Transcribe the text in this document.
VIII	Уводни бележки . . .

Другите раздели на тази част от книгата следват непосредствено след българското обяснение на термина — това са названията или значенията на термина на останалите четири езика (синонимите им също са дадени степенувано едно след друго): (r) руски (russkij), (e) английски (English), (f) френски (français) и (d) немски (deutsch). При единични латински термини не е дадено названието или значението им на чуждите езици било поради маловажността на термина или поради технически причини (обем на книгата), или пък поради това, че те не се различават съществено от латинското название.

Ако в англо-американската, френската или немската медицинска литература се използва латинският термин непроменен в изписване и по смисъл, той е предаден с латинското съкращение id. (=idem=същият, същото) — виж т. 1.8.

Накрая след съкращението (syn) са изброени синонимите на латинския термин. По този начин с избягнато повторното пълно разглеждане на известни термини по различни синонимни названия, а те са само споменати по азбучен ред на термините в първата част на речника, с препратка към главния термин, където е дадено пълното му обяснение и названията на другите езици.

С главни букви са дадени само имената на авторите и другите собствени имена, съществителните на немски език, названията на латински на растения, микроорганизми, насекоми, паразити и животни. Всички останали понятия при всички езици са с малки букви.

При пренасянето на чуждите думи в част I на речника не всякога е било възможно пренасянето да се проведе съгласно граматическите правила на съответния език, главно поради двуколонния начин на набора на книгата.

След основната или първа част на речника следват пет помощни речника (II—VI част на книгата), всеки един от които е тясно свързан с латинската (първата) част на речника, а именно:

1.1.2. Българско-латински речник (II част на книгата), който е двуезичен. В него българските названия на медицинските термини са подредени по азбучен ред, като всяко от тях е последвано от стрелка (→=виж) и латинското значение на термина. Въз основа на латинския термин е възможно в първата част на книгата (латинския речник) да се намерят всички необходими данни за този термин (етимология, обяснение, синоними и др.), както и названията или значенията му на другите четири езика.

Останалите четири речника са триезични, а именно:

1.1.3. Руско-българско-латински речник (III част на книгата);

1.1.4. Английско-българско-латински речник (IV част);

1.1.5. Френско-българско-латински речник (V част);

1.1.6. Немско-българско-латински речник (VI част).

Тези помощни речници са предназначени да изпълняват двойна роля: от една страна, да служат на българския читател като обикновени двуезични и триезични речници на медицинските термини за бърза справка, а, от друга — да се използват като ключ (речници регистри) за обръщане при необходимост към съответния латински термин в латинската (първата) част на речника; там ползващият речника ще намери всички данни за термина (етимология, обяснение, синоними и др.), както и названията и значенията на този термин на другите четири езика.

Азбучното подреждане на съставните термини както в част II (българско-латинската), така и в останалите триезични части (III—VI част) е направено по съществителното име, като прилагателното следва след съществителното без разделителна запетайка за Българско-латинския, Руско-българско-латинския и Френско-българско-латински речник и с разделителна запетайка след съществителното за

---*---

▸ **The problem**:
Please reproduce all of the entries exactly as they stand.

▸ **Answer to the exercise**:
Transcribe the text in this document.
VIII	Уводни бележки . . .

Другите раздели на тази част от книгата следват непосредствено след българското обяснение на термина — това са названията или значенията на термина на останалите четири езика (синонимите им също са дадени степенувано едно след друго): (r) руски (russkij), (e) английски (English), (f) френски (français) и (d) немски (deutsch). При единични латински термини не е дадено названието или значението им на чуждите езици било поради маловажността на термина или поради технически причини (обем на книгата), или пък поради това, че те не се различават съществено от латинското название.

Ако в англо-американската, френската или немската медицинска литература се използва латинският термин непроменен в изписване и по смисъл, той е предаден с латинското съкращение id. (=idem=същият, същото) — виж т. 1.8.

Накрая след съкращението (syn) са изброени синонимите на латинския термин. По този начин с избягнато повторното пълно разглеждане на известни термини по различни синонимни названия, а те са само споменати по азбучен ред на термините в първата част на речника, с препратка към главния термин, където е дадено пълното му обяснение и названията на другите езици.

С главни букви са дадени само имената на авторите и другите собствени имена, съществителните на немски език, названията на латински на растения, микроорганизми, насекоми, паразити и животни. Всички останали понятия при всички езици са с малки букви.

При пренасянето на чуждите думи в част I на речника не всякога е било възможно пренасянето да се проведе съгласно граматическите правила на съответния език, главно поради двуколонния начин на набора на книгата.

След основната или първа част на речника следват пет помощни речника (II—VI част на книгата), всеки един от които е тясно свързан с латинската (първата) част на речника, а именно:

1.1.2. Българско-латински речник (II част на книгата), който е двуезичен. В него българските названия на медицинските термини са подредени по азбучен ред, като всяко от тях е последвано от стрелка (→=виж) и латинското значение на термина. Въз основа на латинския термин е възможно в първата част на книгата (латинския речник) да се намерят всички необходими данни за този термин (етимология, обяснение, синоними и др.), както и названията или значенията му на другите четири езика.

Останалите четири речника са триезични, а именно:

1.1.3. Руско-българско-латински речник (III част на книгата);

1.1.4. Английско-българско-латински речник (IV част);

1.1.5. Френско-българско-латински речник (V част);

1.1.6. Немско-българско-латински речник (VI част).

Тези помощни речници са предназначени да изпълняват двойна роля: от една страна, да служат на българския читател като обикновени двуезични и триезични речници на медицинските термини за бърза справка, а, от друга — да се използват като ключ (речници регистри) за обръщане при необходимост към съответния латински термин в латинската (първата) част на речника; там ползващият речника ще намери всички данни за термина (етимология, обяснение, синоними и др.), както и названията и значенията на този термин на другите четири езика.

Азбучното подреждане на съставните термини както в част II (българско-латинската), така и в останалите триезични части (III—VI част) е направено по съществителното име, като прилагателното следва след съществителното без разделителна запетайка за Българско-латинския, Руско-българско-латинския и Френско-българско-латински речник и с разделителна запетайка след съществителното за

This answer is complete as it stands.